Task objective →
Every line in the listing is to be echoed verbatim.

Input for this task →
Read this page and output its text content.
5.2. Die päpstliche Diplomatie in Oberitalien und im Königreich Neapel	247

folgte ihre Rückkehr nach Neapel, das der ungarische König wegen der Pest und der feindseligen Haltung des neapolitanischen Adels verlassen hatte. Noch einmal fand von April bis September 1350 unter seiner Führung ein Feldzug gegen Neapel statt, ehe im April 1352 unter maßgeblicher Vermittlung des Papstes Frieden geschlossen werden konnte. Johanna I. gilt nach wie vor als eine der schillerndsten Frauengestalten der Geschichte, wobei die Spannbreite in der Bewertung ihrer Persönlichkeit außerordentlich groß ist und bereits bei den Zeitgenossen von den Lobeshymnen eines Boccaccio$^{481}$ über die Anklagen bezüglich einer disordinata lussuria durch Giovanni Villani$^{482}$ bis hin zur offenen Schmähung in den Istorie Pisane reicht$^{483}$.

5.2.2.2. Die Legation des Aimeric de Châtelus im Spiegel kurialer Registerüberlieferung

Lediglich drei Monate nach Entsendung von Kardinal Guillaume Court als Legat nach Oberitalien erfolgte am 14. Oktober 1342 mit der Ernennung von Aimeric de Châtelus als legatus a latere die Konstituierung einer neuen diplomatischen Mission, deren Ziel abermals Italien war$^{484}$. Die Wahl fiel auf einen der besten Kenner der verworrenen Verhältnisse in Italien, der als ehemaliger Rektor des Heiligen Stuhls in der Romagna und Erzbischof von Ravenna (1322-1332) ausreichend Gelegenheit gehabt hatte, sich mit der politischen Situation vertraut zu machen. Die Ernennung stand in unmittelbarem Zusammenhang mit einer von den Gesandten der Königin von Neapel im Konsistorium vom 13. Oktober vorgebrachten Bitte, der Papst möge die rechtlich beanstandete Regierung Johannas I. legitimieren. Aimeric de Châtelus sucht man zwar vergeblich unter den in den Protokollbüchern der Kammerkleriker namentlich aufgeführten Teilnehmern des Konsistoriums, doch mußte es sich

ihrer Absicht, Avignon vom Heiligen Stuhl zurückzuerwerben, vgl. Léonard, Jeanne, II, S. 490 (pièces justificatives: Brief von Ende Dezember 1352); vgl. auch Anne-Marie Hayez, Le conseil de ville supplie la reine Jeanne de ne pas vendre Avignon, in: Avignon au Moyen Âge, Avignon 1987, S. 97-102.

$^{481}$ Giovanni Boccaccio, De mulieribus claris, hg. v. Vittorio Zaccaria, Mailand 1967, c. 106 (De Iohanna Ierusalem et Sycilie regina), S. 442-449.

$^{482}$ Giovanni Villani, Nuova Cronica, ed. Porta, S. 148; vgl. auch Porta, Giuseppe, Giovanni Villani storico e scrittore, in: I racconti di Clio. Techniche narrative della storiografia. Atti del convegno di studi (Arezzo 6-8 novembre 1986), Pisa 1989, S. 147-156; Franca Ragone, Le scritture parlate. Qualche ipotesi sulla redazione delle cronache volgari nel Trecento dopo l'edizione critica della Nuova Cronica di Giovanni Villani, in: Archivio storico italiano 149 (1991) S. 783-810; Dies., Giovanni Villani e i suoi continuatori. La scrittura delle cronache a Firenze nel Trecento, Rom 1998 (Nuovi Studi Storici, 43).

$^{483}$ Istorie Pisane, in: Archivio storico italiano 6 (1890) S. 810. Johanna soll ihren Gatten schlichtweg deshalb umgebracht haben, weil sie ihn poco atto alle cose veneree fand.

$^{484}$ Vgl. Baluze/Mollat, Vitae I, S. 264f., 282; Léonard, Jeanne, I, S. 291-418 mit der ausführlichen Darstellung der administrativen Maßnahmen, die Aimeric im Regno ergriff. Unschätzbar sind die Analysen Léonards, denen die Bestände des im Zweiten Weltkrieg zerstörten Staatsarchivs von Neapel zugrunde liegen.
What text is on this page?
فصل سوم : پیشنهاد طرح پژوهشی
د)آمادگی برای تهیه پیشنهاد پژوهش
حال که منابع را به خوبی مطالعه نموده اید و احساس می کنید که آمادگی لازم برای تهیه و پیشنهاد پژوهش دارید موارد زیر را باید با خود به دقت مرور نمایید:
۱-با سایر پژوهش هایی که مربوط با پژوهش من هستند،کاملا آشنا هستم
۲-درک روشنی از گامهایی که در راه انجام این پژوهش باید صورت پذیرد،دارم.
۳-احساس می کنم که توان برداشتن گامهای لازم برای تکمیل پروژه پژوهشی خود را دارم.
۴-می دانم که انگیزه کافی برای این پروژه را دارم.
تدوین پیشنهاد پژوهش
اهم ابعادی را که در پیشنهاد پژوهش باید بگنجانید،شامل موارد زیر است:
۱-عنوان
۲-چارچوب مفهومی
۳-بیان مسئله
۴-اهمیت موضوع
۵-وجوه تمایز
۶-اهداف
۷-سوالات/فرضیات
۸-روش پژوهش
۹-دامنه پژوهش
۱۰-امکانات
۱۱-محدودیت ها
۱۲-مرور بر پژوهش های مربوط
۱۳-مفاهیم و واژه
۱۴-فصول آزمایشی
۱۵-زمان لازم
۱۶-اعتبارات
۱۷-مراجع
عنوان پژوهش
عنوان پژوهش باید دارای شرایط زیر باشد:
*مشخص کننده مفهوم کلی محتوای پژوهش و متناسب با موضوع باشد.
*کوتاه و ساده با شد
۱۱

Task response →
Read this page and output its text content.
5.2. Die päpstliche Diplomatie in Oberitalien und im Königreich Neapel	247

folgte ihre Rückkehr nach Neapel, das der ungarische König wegen der Pest und der feindseligen Haltung des neapolitanischen Adels verlassen hatte. Noch einmal fand von April bis September 1350 unter seiner Führung ein Feldzug gegen Neapel statt, ehe im April 1352 unter maßgeblicher Vermittlung des Papstes Frieden geschlossen werden konnte. Johanna I. gilt nach wie vor als eine der schillerndsten Frauengestalten der Geschichte, wobei die Spannbreite in der Bewertung ihrer Persönlichkeit außerordentlich groß ist und bereits bei den Zeitgenossen von den Lobeshymnen eines Boccaccio$^{481}$ über die Anklagen bezüglich einer disordinata lussuria durch Giovanni Villani$^{482}$ bis hin zur offenen Schmähung in den Istorie Pisane reicht$^{483}$.

5.2.2.2. Die Legation des Aimeric de Châtelus im Spiegel kurialer Registerüberlieferung

Lediglich drei Monate nach Entsendung von Kardinal Guillaume Court als Legat nach Oberitalien erfolgte am 14. Oktober 1342 mit der Ernennung von Aimeric de Châtelus als legatus a latere die Konstituierung einer neuen diplomatischen Mission, deren Ziel abermals Italien war$^{484}$. Die Wahl fiel auf einen der besten Kenner der verworrenen Verhältnisse in Italien, der als ehemaliger Rektor des Heiligen Stuhls in der Romagna und Erzbischof von Ravenna (1322-1332) ausreichend Gelegenheit gehabt hatte, sich mit der politischen Situation vertraut zu machen. Die Ernennung stand in unmittelbarem Zusammenhang mit einer von den Gesandten der Königin von Neapel im Konsistorium vom 13. Oktober vorgebrachten Bitte, der Papst möge die rechtlich beanstandete Regierung Johannas I. legitimieren. Aimeric de Châtelus sucht man zwar vergeblich unter den in den Protokollbüchern der Kammerkleriker namentlich aufgeführten Teilnehmern des Konsistoriums, doch mußte es sich

ihrer Absicht, Avignon vom Heiligen Stuhl zurückzuerwerben, vgl. Léonard, Jeanne, II, S. 490 (pièces justificatives: Brief von Ende Dezember 1352); vgl. auch Anne-Marie Hayez, Le conseil de ville supplie la reine Jeanne de ne pas vendre Avignon, in: Avignon au Moyen Âge, Avignon 1987, S. 97-102.

$^{481}$ Giovanni Boccaccio, De mulieribus claris, hg. v. Vittorio Zaccaria, Mailand 1967, c. 106 (De Iohanna Ierusalem et Sycilie regina), S. 442-449.

$^{482}$ Giovanni Villani, Nuova Cronica, ed. Porta, S. 148; vgl. auch Porta, Giuseppe, Giovanni Villani storico e scrittore, in: I racconti di Clio. Techniche narrative della storiografia. Atti del convegno di studi (Arezzo 6-8 novembre 1986), Pisa 1989, S. 147-156; Franca Ragone, Le scritture parlate. Qualche ipotesi sulla redazione delle cronache volgari nel Trecento dopo l'edizione critica della Nuova Cronica di Giovanni Villani, in: Archivio storico italiano 149 (1991) S. 783-810; Dies., Giovanni Villani e i suoi continuatori. La scrittura delle cronache a Firenze nel Trecento, Rom 1998 (Nuovi Studi Storici, 43).

$^{483}$ Istorie Pisane, in: Archivio storico italiano 6 (1890) S. 810. Johanna soll ihren Gatten schlichtweg deshalb umgebracht haben, weil sie ihn poco atto alle cose veneree fand.

$^{484}$ Vgl. Baluze/Mollat, Vitae I, S. 264f., 282; Léonard, Jeanne, I, S. 291-418 mit der ausführlichen Darstellung der administrativen Maßnahmen, die Aimeric im Regno ergriff. Unschätzbar sind die Analysen Léonards, denen die Bestände des im Zweiten Weltkrieg zerstörten Staatsarchivs von Neapel zugrunde liegen.
What text is on this page?
فصل سوم : پیشنهاد طرح پژوهشی
د)آمادگی برای تهیه پیشنهاد پژوهش
حال که منابع را به خوبی مطالعه نموده اید و احساس می کنید که آمادگی لازم برای تهیه و پیشنهاد پژوهش دارید موارد زیر را باید با خود به دقت مرور نمایید:
۱-با سایر پژوهش هایی که مربوط با پژوهش من هستند،کاملا آشنا هستم
۲-درک روشنی از گامهایی که در راه انجام این پژوهش باید صورت پذیرد،دارم.
۳-احساس می کنم که توان برداشتن گامهای لازم برای تکمیل پروژه پژوهشی خود را دارم.
۴-می دانم که انگیزه کافی برای این پروژه را دارم.
تدوین پیشنهاد پژوهش
اهم ابعادی را که در پیشنهاد پژوهش باید بگنجانید،شامل موارد زیر است:
۱-عنوان
۲-چارچوب مفهومی
۳-بیان مسئله
۴-اهمیت موضوع
۵-وجوه تمایز
۶-اهداف
۷-سوالات/فرضیات
۸-روش پژوهش
۹-دامنه پژوهش
۱۰-امکانات
۱۱-محدودیت ها
۱۲-مرور بر پژوهش های مربوط
۱۳-مفاهیم و واژه
۱۴-فصول آزمایشی
۱۵-زمان لازم
۱۶-اعتبارات
۱۷-مراجع
عنوان پژوهش
عنوان پژوهش باید دارای شرایط زیر باشد:
*مشخص کننده مفهوم کلی محتوای پژوهش و متناسب با موضوع باشد.
*کوتاه و ساده با شد
۱۱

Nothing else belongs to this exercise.